>>>

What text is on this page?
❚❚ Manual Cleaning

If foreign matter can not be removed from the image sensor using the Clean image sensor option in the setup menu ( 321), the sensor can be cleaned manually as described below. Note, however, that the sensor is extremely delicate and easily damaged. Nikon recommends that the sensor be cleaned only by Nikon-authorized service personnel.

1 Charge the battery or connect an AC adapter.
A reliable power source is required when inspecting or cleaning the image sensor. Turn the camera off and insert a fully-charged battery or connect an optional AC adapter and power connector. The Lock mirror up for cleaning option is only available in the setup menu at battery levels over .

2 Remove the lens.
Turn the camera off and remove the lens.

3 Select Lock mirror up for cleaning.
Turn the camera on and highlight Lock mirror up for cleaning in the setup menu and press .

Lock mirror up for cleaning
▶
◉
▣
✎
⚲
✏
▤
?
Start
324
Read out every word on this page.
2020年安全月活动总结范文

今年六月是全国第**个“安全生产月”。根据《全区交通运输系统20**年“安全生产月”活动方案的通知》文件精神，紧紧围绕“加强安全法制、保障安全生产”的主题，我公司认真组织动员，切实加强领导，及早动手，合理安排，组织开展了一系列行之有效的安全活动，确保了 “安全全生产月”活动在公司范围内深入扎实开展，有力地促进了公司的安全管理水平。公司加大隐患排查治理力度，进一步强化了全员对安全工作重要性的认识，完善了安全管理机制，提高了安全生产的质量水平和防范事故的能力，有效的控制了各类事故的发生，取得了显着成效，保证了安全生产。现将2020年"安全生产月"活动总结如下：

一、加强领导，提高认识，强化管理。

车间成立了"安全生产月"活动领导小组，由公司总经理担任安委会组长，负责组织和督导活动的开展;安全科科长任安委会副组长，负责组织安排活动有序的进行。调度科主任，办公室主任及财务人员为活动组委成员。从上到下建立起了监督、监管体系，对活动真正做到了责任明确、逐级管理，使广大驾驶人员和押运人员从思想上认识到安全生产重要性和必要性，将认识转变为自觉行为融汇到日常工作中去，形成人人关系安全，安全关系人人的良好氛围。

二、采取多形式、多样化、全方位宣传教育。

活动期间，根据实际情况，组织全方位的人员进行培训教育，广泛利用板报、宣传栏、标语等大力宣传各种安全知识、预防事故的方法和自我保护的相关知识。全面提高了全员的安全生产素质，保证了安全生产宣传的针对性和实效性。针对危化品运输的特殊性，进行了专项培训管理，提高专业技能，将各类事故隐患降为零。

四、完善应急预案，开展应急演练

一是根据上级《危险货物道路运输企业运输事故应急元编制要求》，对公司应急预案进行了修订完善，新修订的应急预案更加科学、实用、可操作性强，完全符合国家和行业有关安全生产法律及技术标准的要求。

<<<

▶ Task: Make an exact copy of every line in the data.

▶ In response:
What text is on this page?
❚❚ Manual Cleaning

If foreign matter can not be removed from the image sensor using the Clean image sensor option in the setup menu ( 321), the sensor can be cleaned manually as described below. Note, however, that the sensor is extremely delicate and easily damaged. Nikon recommends that the sensor be cleaned only by Nikon-authorized service personnel.

1 Charge the battery or connect an AC adapter.
A reliable power source is required when inspecting or cleaning the image sensor. Turn the camera off and insert a fully-charged battery or connect an optional AC adapter and power connector. The Lock mirror up for cleaning option is only available in the setup menu at battery levels over .

2 Remove the lens.
Turn the camera off and remove the lens.

3 Select Lock mirror up for cleaning.
Turn the camera on and highlight Lock mirror up for cleaning in the setup menu and press .

Lock mirror up for cleaning
▶
◉
▣
✎
⚲
✏
▤
?
Start
324
Read out every word on this page.
2020年安全月活动总结范文

今年六月是全国第**个“安全生产月”。根据《全区交通运输系统20**年“安全生产月”活动方案的通知》文件精神，紧紧围绕“加强安全法制、保障安全生产”的主题，我公司认真组织动员，切实加强领导，及早动手，合理安排，组织开展了一系列行之有效的安全活动，确保了 “安全全生产月”活动在公司范围内深入扎实开展，有力地促进了公司的安全管理水平。公司加大隐患排查治理力度，进一步强化了全员对安全工作重要性的认识，完善了安全管理机制，提高了安全生产的质量水平和防范事故的能力，有效的控制了各类事故的发生，取得了显着成效，保证了安全生产。现将2020年"安全生产月"活动总结如下：

一、加强领导，提高认识，强化管理。

车间成立了"安全生产月"活动领导小组，由公司总经理担任安委会组长，负责组织和督导活动的开展;安全科科长任安委会副组长，负责组织安排活动有序的进行。调度科主任，办公室主任及财务人员为活动组委成员。从上到下建立起了监督、监管体系，对活动真正做到了责任明确、逐级管理，使广大驾驶人员和押运人员从思想上认识到安全生产重要性和必要性，将认识转变为自觉行为融汇到日常工作中去，形成人人关系安全，安全关系人人的良好氛围。

二、采取多形式、多样化、全方位宣传教育。

活动期间，根据实际情况，组织全方位的人员进行培训教育，广泛利用板报、宣传栏、标语等大力宣传各种安全知识、预防事故的方法和自我保护的相关知识。全面提高了全员的安全生产素质，保证了安全生产宣传的针对性和实效性。针对危化品运输的特殊性，进行了专项培训管理，提高专业技能，将各类事故隐患降为零。

四、完善应急预案，开展应急演练

一是根据上级《危险货物道路运输企业运输事故应急元编制要求》，对公司应急预案进行了修订完善，新修订的应急预案更加科学、实用、可操作性强，完全符合国家和行业有关安全生产法律及技术标准的要求。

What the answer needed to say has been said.